◆ **To do**
Please render the lines below as a numbered list, leaving out any blank lines: start at the first line of the records and stop after the line that contains "list-dash: – [98, 426, 104, 439]".

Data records
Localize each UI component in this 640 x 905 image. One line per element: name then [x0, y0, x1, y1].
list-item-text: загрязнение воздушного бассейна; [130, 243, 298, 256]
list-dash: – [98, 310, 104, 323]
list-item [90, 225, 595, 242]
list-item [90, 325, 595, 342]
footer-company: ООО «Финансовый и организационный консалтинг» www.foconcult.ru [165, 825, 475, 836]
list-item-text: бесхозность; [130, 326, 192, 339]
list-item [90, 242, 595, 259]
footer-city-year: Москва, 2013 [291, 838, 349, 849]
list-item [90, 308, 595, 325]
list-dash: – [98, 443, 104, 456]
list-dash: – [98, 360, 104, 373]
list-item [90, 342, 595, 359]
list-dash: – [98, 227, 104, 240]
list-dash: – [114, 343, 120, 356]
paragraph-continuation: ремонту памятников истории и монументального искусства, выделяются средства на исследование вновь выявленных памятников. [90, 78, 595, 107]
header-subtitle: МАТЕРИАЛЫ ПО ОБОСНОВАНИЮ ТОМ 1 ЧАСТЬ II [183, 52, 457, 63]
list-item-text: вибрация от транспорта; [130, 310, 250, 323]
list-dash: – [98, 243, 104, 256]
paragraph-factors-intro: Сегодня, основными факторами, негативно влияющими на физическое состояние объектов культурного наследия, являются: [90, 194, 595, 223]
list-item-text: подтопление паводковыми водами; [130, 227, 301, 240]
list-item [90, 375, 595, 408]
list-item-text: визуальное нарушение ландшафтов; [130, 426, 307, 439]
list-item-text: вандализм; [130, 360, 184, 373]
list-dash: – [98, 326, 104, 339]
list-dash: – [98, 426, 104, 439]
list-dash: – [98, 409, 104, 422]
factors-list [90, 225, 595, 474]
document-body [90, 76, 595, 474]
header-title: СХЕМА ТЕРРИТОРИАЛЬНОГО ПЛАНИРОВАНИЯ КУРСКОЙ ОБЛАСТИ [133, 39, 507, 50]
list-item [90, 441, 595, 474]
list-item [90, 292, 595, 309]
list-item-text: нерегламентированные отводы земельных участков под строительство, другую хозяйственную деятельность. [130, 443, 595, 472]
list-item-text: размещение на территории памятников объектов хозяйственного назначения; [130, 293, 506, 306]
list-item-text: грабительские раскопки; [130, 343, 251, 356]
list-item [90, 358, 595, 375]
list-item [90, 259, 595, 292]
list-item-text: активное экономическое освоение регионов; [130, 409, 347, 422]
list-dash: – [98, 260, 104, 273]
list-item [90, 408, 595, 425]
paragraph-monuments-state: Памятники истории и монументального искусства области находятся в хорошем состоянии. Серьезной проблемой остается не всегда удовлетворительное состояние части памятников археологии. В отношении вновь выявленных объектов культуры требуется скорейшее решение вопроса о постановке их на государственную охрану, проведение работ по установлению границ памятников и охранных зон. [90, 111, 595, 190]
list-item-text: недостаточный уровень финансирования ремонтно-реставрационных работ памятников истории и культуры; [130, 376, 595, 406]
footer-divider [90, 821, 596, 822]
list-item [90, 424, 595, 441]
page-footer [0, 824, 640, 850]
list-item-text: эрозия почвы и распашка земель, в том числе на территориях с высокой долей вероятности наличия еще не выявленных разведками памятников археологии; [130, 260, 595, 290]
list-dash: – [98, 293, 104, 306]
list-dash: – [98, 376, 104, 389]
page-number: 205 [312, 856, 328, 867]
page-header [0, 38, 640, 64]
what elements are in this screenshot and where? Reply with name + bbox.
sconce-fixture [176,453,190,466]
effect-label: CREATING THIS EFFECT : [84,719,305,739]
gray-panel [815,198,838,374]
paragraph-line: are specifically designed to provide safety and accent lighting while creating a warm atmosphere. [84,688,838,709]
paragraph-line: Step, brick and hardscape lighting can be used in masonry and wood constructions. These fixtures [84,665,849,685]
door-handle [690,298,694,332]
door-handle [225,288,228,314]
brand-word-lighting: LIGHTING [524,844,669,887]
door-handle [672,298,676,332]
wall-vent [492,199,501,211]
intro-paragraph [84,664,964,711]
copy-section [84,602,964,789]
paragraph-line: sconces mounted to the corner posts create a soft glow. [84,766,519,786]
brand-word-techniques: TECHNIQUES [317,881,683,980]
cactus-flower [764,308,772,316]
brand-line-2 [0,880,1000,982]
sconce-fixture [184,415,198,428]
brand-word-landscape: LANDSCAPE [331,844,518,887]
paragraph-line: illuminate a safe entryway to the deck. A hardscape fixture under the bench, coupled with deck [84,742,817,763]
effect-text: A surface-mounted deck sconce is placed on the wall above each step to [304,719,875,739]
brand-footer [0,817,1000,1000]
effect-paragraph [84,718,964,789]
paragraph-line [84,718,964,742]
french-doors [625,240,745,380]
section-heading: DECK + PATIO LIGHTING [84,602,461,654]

◆ **Output below**
1. Localize each UI component in this 640 x 905 image. One line per element: name then [x0, y0, x1, y1].
2. list-item-text: загрязнение воздушного бассейна; [130, 243, 298, 256]
3. list-dash: – [98, 310, 104, 323]
4. list-item [90, 225, 595, 242]
5. list-item [90, 325, 595, 342]
6. footer-company: ООО «Финансовый и организационный консалтинг» www.foconcult.ru [165, 825, 475, 836]
7. list-item-text: бесхозность; [130, 326, 192, 339]
8. list-item [90, 242, 595, 259]
9. footer-city-year: Москва, 2013 [291, 838, 349, 849]
10. list-item [90, 308, 595, 325]
11. list-dash: – [98, 443, 104, 456]
12. list-dash: – [98, 360, 104, 373]
13. list-item [90, 342, 595, 359]
14. list-dash: – [98, 227, 104, 240]
15. list-dash: – [114, 343, 120, 356]
16. paragraph-continuation: ремонту памятников истории и монументального искусства, выделяются средства на исследование вновь выявленных памятников. [90, 78, 595, 107]
17. header-subtitle: МАТЕРИАЛЫ ПО ОБОСНОВАНИЮ ТОМ 1 ЧАСТЬ II [183, 52, 457, 63]
18. list-item-text: вибрация от транспорта; [130, 310, 250, 323]
19. list-dash: – [98, 243, 104, 256]
20. paragraph-factors-intro: Сегодня, основными факторами, негативно влияющими на физическое состояние объектов культурного наследия, являются: [90, 194, 595, 223]
21. list-item-text: подтопление паводковыми водами; [130, 227, 301, 240]
22. list-item [90, 375, 595, 408]
23. list-item-text: визуальное нарушение ландшафтов; [130, 426, 307, 439]
24. list-item-text: вандализм; [130, 360, 184, 373]
25. list-dash: – [98, 326, 104, 339]
26. list-dash: – [98, 426, 104, 439]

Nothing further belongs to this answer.